§ 出題課題:
以下に示すビリヤードの試合を振り返るインタビューについて、最後の一文の後に続く部分を書いてください。

小西:パッと思い浮かんだのは、第6ラックの8番です(※下記X動画)。その前の7番から8番へ当て出しする際に、8番をワンクッション入れてサイド穴前に運ぼうとしたのですが、力加減を誤って8番をロングに残してしまいました。その8番を、ネクストのイメージもしっかり持ってショットし、成功できたのは大きかったと思います。もしあそこでミスをして3-3にされてしまっていたら、ブレイク権も取られて一気に行かれてもおかしくなかったので、決められて良かったと感じています。

 

自分の状態が最高に良かったのは準決勝です


 

――相手に5-5に追い付かれた後も小西プロは崩れることがなく、しっかりと取り切りを重ねていました。あの大舞台の大詰めの局面で、なぜ集中力を持続させることができたのでしょうか?

§ エントリー抜粋:
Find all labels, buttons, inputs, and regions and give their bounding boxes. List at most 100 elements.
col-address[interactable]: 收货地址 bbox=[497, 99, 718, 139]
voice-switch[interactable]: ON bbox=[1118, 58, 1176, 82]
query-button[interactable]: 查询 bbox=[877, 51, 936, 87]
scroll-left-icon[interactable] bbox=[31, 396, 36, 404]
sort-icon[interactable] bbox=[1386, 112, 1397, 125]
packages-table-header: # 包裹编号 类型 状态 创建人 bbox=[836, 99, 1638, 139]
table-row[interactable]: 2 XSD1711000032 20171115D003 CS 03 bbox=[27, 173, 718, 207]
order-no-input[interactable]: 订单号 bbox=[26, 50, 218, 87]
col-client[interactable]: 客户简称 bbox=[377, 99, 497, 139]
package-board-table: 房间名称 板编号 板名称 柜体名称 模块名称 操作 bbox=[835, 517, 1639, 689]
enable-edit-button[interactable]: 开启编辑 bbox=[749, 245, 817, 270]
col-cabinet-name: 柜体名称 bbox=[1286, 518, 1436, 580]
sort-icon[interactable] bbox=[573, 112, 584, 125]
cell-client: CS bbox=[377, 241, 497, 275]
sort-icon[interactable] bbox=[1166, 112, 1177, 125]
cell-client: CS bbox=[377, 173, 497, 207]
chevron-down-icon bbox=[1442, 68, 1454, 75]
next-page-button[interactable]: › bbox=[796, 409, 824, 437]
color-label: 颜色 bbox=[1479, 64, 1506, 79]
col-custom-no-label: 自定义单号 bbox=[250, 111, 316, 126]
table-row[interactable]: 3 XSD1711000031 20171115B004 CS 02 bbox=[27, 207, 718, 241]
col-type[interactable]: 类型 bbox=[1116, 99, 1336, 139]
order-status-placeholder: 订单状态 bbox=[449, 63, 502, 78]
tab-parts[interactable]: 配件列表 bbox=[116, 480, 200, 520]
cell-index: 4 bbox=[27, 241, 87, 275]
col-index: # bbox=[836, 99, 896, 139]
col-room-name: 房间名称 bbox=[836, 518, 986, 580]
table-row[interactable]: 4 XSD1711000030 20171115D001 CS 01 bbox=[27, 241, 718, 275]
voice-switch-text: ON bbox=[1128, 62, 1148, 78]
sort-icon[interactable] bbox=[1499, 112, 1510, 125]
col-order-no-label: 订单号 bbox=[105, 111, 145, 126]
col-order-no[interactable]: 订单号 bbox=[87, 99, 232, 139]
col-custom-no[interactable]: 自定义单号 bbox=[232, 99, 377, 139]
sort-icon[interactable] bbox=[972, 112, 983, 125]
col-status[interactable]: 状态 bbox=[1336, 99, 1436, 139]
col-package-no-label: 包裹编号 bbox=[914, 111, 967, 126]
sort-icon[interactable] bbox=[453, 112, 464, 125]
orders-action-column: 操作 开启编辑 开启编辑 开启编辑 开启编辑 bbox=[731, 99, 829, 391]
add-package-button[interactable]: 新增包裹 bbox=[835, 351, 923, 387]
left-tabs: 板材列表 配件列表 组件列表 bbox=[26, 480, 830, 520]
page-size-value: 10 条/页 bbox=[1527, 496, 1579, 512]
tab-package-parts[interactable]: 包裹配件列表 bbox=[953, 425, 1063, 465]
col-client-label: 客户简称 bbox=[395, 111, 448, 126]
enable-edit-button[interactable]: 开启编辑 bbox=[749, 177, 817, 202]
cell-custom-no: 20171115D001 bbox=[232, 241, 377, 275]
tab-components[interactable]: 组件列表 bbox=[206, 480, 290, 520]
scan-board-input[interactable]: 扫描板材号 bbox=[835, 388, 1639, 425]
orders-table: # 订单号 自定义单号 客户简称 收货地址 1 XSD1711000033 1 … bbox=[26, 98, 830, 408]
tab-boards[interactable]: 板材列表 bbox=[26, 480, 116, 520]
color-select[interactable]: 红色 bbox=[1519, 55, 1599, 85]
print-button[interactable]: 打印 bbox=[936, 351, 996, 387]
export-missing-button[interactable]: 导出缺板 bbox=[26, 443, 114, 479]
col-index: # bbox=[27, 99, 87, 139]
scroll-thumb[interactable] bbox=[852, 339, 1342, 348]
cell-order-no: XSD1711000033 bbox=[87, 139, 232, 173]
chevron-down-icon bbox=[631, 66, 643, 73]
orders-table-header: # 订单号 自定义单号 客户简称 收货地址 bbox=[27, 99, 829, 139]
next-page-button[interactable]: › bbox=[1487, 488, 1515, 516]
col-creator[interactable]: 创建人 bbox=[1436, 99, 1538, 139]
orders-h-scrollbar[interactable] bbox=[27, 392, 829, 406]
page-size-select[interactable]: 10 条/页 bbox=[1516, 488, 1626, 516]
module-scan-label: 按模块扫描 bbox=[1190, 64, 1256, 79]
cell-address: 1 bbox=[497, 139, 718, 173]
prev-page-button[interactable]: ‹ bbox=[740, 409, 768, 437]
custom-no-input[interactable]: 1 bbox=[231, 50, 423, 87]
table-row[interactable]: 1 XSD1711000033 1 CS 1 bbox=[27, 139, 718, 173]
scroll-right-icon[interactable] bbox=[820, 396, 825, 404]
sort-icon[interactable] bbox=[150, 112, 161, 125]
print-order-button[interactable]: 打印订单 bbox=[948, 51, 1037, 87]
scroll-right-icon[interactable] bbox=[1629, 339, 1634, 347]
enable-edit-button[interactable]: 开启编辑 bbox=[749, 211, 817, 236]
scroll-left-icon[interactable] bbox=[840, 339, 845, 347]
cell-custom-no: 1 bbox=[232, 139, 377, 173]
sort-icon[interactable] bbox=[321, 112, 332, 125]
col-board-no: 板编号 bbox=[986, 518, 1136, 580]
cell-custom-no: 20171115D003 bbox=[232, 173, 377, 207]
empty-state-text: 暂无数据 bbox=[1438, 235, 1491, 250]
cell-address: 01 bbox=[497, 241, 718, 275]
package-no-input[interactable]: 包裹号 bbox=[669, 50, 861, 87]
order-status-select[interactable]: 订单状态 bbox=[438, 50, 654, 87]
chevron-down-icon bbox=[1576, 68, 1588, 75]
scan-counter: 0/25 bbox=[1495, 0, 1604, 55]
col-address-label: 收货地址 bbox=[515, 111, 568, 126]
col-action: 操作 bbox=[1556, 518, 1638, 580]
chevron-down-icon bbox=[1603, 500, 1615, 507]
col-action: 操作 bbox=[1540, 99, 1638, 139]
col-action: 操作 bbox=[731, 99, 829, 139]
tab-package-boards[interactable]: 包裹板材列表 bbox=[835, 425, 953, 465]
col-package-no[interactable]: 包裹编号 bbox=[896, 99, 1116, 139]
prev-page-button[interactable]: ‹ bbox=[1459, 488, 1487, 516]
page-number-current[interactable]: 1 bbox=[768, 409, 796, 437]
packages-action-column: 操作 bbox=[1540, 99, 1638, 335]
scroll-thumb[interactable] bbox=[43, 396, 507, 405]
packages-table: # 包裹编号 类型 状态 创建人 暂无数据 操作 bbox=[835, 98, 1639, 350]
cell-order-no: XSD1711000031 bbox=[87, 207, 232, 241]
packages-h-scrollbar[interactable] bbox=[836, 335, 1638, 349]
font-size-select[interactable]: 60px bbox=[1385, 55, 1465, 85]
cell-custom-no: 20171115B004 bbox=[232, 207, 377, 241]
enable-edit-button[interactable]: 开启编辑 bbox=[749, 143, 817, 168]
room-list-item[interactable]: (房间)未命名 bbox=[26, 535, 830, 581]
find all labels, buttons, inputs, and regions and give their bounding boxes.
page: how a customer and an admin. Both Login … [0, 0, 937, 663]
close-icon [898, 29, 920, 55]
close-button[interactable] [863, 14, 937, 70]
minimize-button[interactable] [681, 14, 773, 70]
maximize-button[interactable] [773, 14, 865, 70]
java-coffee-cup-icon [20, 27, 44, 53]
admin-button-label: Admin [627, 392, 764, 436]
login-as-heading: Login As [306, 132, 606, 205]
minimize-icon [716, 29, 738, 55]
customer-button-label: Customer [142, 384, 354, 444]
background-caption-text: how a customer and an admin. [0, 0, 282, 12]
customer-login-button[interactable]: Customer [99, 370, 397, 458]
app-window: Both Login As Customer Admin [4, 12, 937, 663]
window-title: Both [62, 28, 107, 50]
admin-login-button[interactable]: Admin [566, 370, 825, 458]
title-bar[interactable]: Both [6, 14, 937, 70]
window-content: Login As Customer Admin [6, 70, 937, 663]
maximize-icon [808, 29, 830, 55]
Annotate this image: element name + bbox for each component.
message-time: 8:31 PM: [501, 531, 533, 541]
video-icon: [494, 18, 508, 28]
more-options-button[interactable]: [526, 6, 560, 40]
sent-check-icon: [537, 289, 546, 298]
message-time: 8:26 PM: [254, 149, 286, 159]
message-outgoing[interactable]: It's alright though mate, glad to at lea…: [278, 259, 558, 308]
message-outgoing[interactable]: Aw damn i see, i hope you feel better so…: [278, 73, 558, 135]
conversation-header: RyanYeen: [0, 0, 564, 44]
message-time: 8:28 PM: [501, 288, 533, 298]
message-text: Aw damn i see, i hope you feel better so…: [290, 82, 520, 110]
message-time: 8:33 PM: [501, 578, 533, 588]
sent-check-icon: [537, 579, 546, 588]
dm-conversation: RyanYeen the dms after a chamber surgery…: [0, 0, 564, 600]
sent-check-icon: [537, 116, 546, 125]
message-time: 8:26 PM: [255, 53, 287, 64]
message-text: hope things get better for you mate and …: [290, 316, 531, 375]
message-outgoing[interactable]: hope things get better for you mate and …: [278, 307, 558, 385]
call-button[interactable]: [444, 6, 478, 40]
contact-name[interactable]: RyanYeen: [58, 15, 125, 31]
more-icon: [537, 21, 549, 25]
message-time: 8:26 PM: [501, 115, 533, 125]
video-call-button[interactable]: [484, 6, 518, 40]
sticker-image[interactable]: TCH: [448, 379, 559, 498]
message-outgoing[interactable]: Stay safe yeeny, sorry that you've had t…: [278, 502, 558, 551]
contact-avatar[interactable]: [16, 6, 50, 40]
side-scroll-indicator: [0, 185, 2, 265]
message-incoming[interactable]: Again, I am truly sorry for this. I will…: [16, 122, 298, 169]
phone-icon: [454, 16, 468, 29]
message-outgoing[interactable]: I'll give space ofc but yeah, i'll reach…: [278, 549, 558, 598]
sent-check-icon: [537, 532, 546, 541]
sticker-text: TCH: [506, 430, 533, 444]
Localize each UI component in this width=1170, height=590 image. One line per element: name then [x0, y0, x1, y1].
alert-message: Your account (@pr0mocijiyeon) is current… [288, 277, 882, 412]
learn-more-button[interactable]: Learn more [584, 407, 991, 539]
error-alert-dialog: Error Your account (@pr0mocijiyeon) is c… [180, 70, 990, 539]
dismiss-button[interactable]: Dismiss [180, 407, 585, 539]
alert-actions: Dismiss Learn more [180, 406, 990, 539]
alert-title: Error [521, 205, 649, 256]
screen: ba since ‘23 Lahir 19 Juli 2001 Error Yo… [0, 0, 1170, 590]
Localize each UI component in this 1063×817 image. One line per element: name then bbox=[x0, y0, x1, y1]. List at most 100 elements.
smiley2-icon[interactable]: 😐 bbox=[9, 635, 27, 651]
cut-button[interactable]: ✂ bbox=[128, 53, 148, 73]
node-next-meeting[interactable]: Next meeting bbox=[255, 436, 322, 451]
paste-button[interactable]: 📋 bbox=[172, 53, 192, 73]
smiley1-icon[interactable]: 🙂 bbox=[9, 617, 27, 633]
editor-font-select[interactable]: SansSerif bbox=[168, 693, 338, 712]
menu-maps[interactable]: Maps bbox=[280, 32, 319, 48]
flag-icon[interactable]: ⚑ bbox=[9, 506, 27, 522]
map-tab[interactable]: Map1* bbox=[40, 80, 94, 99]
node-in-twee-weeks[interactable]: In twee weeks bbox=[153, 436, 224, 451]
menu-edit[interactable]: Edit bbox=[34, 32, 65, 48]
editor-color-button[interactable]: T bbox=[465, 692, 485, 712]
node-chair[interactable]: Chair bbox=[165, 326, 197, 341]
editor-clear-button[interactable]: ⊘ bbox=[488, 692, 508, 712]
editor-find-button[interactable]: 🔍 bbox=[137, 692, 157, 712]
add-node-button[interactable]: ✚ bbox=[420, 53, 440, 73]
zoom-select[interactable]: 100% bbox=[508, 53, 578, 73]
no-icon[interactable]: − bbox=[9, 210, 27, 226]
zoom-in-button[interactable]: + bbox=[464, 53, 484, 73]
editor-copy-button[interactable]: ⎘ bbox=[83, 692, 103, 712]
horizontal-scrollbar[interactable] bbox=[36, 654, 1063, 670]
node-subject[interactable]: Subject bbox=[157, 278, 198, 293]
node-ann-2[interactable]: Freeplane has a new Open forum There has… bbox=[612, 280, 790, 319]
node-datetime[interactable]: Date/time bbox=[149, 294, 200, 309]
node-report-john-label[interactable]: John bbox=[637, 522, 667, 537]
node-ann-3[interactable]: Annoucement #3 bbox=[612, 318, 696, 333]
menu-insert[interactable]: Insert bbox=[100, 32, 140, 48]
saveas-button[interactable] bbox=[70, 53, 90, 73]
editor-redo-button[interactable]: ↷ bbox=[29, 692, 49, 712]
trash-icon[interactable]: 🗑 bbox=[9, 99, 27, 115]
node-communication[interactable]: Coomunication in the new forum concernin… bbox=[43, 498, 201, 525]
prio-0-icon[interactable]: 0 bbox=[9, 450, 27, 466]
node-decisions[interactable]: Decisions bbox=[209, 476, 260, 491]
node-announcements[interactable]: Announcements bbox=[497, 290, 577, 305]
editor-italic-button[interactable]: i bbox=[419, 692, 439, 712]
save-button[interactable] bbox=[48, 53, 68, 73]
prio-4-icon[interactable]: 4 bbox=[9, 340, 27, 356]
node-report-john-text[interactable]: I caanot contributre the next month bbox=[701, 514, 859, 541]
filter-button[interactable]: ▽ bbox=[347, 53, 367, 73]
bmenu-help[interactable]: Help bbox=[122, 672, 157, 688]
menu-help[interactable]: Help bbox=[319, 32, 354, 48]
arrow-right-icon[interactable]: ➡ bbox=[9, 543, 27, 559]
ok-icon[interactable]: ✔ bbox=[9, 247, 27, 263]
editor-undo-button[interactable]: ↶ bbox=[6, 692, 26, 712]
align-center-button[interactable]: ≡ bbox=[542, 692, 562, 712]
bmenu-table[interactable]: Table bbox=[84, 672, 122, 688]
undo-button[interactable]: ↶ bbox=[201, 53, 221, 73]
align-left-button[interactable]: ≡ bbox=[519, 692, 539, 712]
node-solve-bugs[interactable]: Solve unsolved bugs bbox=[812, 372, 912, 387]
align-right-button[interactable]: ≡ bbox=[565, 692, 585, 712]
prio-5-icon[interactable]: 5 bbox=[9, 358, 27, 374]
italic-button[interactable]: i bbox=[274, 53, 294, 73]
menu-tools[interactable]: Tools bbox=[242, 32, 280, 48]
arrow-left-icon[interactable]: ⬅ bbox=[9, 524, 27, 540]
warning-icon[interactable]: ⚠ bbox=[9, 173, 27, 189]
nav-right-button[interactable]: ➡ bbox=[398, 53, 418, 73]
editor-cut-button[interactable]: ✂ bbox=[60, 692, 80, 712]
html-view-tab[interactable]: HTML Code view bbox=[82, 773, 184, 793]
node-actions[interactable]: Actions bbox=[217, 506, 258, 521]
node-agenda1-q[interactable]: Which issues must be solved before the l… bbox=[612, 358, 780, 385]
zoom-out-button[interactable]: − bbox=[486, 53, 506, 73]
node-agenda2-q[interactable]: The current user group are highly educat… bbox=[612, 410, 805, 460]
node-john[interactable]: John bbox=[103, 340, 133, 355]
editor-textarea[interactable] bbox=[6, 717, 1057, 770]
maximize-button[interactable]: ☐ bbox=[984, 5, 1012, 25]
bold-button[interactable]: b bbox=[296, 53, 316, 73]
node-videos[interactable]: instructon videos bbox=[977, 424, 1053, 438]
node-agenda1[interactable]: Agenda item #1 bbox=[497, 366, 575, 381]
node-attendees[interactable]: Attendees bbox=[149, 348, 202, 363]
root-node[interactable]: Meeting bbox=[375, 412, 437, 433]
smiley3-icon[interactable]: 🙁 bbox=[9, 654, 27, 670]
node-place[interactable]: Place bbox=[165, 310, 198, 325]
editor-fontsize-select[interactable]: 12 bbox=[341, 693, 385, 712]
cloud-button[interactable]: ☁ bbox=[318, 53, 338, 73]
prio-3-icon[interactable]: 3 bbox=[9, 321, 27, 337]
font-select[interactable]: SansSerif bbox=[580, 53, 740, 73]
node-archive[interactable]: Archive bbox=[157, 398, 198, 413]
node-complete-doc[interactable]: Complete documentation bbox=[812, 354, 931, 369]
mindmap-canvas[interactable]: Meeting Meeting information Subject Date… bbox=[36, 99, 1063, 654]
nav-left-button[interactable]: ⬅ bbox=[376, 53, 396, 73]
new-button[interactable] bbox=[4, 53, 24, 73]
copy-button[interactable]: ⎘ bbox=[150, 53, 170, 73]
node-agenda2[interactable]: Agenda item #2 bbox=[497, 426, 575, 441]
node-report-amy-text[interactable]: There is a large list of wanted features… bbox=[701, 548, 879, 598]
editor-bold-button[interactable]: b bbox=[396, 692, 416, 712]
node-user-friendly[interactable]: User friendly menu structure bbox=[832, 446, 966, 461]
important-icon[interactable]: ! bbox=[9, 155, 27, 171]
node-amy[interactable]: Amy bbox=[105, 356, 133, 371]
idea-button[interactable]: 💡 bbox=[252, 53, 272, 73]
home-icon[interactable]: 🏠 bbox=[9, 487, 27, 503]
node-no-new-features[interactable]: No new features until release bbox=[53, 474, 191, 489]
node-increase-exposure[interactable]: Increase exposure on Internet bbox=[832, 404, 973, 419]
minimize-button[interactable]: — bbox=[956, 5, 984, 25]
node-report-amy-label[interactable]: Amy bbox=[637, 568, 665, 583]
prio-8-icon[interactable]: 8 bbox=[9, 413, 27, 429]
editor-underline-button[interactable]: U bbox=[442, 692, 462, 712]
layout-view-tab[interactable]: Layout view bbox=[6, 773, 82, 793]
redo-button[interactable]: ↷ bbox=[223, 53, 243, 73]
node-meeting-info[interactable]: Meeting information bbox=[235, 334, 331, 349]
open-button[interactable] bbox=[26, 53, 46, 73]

§ 課題への回答:
小西:ただただ無我夢中でした。たしかに「5-5に追い付かれた」展開ではありましたが、自分の中では5-5までずっとシーソーゲームだったと感じていました。さきほどお答えしたように、このフォーマットは点数が大きく動く展開になりやすいと思うので、2~3点差はあまり「差」とは言えないと思っています。そんな気持ちでいたので良い集中状態を保ちやすい考え方になっていたのかもしれません。また、5-5にされた後の第11ラックで相手がブレイクスクラッチをしてくれて、フリーボールスタートだったのもツキがあったと思います。

 

――決勝戦以外で「状態がいいな」「ツイてるな」などポジティブな手応えがあった試合や場面はありますか?

 

小西:どの試合でもありました。目標のおかげで全体的に状態が良いことが多かったですし、ツイてる場面もありました。中でも状態が最高に良かったのは準決勝(vs 柳信美)です。柳信美選手とは台湾で昔開催されていたビッグイベント、『アムウェイカップ』のステージ2でTVテーブルで負けたことがとても記憶に残っていたので、今回リベンジを果たせて嬉しかったです。「ツイてる」と感じたのはベスト8(vs 平口結貴)です。ゲームボールがフロックインになってしまい申し訳なかったのですが、こんなそうそうないことがこの決勝日に出てくれたことは本当にツキがあると思いました。

 

――小西プロは今年も『8ボール世界選手権』『10ボール世界選手権』『WPBAツアー』など国際大会へ積極的に挑んでいますが、その経験は今回の優勝にどのような影響があったでしょうか?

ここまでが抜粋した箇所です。